Exercise inputs:
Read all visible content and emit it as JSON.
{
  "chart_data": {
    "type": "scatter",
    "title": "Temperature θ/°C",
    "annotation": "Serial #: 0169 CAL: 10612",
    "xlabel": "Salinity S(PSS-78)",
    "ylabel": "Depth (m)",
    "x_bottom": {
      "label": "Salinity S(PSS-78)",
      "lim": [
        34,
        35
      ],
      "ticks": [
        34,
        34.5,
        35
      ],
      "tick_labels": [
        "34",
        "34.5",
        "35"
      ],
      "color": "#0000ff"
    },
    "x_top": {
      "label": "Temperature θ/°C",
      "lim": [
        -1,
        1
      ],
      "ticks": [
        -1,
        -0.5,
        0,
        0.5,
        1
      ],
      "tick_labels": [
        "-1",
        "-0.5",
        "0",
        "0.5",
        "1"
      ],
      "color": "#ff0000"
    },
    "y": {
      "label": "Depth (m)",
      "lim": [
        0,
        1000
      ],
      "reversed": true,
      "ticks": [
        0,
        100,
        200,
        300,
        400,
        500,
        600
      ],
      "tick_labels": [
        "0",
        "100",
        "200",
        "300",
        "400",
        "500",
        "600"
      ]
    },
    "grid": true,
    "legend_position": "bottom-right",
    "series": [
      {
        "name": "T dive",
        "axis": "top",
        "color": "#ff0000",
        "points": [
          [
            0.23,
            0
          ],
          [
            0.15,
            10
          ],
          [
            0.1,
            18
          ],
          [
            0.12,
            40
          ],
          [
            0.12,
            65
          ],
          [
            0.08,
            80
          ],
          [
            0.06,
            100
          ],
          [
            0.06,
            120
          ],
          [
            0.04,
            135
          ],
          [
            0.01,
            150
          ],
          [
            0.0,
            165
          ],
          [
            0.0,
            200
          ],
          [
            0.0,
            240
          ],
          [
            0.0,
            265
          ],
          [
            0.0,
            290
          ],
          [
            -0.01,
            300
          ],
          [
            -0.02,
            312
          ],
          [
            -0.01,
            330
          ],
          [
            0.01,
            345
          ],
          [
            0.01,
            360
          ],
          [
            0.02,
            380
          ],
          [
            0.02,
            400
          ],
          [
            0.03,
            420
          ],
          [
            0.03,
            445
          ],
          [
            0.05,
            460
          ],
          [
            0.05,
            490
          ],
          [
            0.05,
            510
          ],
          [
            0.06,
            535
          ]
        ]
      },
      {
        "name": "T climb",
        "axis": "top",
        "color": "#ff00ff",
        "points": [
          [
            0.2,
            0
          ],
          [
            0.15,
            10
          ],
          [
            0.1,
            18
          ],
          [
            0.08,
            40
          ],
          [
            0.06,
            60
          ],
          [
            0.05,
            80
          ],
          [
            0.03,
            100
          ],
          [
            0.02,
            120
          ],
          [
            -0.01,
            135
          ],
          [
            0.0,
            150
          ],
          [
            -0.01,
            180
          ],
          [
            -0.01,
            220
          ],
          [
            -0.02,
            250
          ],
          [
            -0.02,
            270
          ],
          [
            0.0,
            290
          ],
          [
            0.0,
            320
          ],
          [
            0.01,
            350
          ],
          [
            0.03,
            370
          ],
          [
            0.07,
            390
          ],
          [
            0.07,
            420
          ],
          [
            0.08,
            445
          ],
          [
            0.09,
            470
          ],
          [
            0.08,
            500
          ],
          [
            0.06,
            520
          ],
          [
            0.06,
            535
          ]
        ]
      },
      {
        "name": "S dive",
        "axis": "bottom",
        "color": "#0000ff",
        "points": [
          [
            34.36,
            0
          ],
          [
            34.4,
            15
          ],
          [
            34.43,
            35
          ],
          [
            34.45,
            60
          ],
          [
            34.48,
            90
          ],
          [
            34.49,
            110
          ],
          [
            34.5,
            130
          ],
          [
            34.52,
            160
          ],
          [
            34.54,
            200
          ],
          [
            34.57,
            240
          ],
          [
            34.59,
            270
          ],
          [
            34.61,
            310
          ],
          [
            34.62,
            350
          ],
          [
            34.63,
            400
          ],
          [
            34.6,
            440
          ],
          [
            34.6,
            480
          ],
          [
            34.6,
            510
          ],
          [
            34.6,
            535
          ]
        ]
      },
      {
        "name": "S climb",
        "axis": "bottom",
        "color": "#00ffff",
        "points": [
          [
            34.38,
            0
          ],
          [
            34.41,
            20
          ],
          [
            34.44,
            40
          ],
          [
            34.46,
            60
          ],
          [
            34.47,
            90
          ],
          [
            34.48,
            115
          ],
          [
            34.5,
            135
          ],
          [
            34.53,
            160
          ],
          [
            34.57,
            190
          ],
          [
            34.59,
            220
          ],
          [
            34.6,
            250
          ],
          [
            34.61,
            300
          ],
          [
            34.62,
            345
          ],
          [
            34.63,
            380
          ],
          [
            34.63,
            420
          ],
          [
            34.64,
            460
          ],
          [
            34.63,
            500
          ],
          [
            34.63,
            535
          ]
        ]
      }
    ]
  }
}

Goal:
Gather all lines from the listing above in which "Temperature" occurs.

Final result:
    "title": "Temperature θ/°C",
      "label": "Temperature θ/°C",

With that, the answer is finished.